-- Begin PROVIDED RECORDS --
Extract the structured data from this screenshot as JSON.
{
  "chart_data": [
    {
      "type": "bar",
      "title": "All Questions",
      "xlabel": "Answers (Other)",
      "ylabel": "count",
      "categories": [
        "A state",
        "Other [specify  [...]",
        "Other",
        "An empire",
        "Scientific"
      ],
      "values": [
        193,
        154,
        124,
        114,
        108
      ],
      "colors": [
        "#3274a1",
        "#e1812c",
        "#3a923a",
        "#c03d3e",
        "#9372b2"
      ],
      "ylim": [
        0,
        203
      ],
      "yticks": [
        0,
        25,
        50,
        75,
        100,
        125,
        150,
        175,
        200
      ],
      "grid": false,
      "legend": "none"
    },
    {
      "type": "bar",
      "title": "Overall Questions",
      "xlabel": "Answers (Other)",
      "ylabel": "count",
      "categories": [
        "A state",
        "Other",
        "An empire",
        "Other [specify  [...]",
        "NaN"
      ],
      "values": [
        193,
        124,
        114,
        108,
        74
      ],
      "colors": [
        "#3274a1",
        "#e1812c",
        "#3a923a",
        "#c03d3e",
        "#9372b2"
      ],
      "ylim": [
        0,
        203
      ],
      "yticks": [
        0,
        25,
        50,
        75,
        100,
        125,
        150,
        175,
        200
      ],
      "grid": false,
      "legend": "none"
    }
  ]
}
-- End PROVIDED RECORDS --
→ **TASK TO CARRY OUT**: List each line in the listing that contains the string "title".

→ **RIGHT ANSWER**:
      "title": "All Questions",
      "title": "Overall Questions",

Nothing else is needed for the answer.